◆ **Text excerpt**:
◇ ◇ ◇ ◇ ◇ ◇ ◇
Questions:
$\pi_m(n)$ is defined as the number of partitions of n in which each part is no larger than m.
(i).Prove that $\pi_m(n)=\pi_m(n-m)+\pi_{m-1}(n)$ without using the generating functions for $\pi_m(n)$.
The generating functions for $\pi_m(n)$ is $\sum\limits_{n=0}^\infty\pi_m(n)q^n=\prod\limits_{j=1}^m \frac{1}{1-q^j}$, where $|q|<1$.
(ii). Deduce from (i) that if $F_m(q)=\sum\limits_{n=0}^\infty\pi_m(n)q^n$, then $$F_m(q)=q^mF_m(q)+F_{m-1}(q).$$
(iii) Use (ii) to prove the generating functions for $\pi_m(n)$.
My works:
I really have no idea how to prove (i);
(ii)
$F_{m-1}(q)=\sum\limits_{n=0}^\infty\pi_{m-1}(n)q^n$;
I'm not sure if these steps are correct: $\sum\limits_{n=0}^\infty\pi_m(n-m)q^{n} =q^{n}(\pi_m(0-m)+\pi_m(1-m)+...+\pi_m(m-m)+\pi_m(m+1-m)+...+\pi_m(\infty-m)) =q^{m}(\pi_m(0-m)+\pi_m(1-m)+...+\pi_m(m-1-m))+q^{n}(\pi_m(m-m)+\pi_m(m+1-m)+...+\pi_m(\infty-m)) =q^{n+m}(0+...+0+\pi_m(0)+\pi_m(1)+...+\pi_m(\infty)) =q^{n+m}(\pi_m(0)+\pi_m(1)+...+\pi_m(\infty)) =q^{n+m}\sum\limits_{n=0}^\infty\pi_m(n)=q^m F_m(q)$
Then,
$$F_m(q)=\sum\limits_{n=0}^\infty\pi_m(n)q^n=\sum\limits_{n=0}^\infty(\pi_m(n-m)+\pi_{m-1}(n))q^n=\sum\limits_{n=0}^\infty\pi_m(n-m)q^n+\sum\limits_{n=0}^\infty\pi_{m-1}(n)q^n=q^m F_m(q)+F_{m-1}(q)$$ as desire.
(iii)
We need to prove $F_m(q)=\prod\limits_{j=1}^m \frac{1}{1-q^j}$, where $|q|<1$.
$\prod\limits_{j=1}^m \frac{1}{1-q^j}=\frac{1}{1-q}\frac{1}{1-q^2}\frac{1}{1-q^3}...\frac{1}{1-q^m}=(1+q+q^2+q^3+...)(1+q^2+q^4+...)(1+q^3+q^9+...)...(1+q^n+q^{2n}+...)=1+q+(q^2+q^2)+(q^3+q^3+q^3)+...=1+1*q^1+2*q^2+3*q^3+...=\pi_m(0)+\sum\limits_{n=1}^\infty nq^n$
Does $\pi_m(0)+\sum\limits_{n=1}^\infty nq^n=\sum\limits_{n=0}^\infty\pi_m(n)q^n$?
◇ ◇ ◇ ◇ ◇ ◇ ◇
◆ **Supplied material**:
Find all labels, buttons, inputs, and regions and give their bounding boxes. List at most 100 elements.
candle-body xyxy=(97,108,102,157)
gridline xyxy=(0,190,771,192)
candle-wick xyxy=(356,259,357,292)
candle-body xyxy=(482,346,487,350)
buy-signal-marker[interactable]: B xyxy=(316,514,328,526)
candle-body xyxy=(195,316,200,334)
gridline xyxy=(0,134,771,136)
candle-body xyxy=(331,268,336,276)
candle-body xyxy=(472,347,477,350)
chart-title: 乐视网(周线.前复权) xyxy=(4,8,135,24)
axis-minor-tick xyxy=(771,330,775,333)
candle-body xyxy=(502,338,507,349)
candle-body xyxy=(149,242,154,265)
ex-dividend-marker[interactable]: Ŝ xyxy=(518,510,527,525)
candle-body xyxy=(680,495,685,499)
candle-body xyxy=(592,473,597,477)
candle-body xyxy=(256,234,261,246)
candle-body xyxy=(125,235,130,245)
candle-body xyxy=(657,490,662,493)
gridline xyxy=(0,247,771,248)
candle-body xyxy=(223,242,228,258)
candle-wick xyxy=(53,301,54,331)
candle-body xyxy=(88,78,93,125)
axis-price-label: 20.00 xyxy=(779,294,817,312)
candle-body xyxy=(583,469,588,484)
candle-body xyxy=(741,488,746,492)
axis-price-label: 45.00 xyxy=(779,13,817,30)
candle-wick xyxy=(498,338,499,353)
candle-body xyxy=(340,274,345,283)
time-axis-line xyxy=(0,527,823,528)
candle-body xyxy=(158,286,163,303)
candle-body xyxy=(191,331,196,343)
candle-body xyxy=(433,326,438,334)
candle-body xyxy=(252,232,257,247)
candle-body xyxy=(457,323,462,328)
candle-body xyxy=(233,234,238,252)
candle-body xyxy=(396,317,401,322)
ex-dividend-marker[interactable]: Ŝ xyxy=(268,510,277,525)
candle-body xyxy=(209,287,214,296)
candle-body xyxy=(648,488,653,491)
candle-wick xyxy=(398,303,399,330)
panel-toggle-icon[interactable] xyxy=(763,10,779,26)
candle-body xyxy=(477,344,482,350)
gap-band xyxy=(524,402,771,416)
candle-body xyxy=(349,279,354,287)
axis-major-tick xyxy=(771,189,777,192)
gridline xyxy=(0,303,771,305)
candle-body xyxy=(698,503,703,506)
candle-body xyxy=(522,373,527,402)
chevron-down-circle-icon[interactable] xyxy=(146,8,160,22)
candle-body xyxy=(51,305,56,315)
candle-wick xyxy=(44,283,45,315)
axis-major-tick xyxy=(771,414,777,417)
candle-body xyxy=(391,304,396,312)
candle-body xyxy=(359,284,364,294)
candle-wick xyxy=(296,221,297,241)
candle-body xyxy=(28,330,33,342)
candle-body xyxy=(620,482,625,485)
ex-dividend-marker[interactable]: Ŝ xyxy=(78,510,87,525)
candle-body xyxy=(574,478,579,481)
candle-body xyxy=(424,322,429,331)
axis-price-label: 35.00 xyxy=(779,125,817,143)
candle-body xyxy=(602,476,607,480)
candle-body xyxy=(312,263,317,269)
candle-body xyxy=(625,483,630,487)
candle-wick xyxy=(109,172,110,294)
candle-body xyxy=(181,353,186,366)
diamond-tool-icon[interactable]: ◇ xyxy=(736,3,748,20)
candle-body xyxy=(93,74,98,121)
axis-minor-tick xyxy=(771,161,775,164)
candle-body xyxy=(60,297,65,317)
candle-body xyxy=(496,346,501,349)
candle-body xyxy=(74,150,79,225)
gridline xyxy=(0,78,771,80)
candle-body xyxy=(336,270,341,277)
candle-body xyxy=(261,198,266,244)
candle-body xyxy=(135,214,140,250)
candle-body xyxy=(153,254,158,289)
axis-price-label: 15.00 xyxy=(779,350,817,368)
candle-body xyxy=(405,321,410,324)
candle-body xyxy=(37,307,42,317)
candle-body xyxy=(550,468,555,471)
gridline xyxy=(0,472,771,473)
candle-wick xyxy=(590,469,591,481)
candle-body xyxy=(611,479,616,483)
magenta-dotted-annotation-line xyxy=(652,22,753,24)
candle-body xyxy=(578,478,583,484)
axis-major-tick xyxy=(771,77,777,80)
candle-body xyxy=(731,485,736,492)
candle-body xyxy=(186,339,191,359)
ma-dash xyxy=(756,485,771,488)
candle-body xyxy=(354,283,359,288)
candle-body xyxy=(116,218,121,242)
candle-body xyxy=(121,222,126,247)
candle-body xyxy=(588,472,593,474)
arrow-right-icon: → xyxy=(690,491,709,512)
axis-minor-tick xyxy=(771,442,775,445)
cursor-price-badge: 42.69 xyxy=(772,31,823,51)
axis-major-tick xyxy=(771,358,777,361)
◇ ◇ ◇ ◇ ◇ ◇ ◇
◆ **Goal**: In the forum post on partitions above, rewrite the block that begins "Questions:" as a brief list, keeping its definition, its formulas and its three parts.

◆ **Output below**:
- Definition: $\pi_m(n)$ is the number of partitions of $n$ with no part larger than $m$.
- (i) Without using generating functions, prove $\pi_m(n)=\pi_m(n-m)+\pi_{m-1}(n)$.
- (ii) Let $F_m(q)=\sum\limits_{n=0}^\infty\pi_m(n)q^n$. Deduce from (i) that $F_m(q)=q^mF_m(q)+F_{m-1}(q)$.
- (iii) Use (ii) to prove the generating function $\sum\limits_{n=0}^\infty\pi_m(n)q^n=\prod\limits_{j=1}^m \frac{1}{1-q^j}$ for $|q|<1$.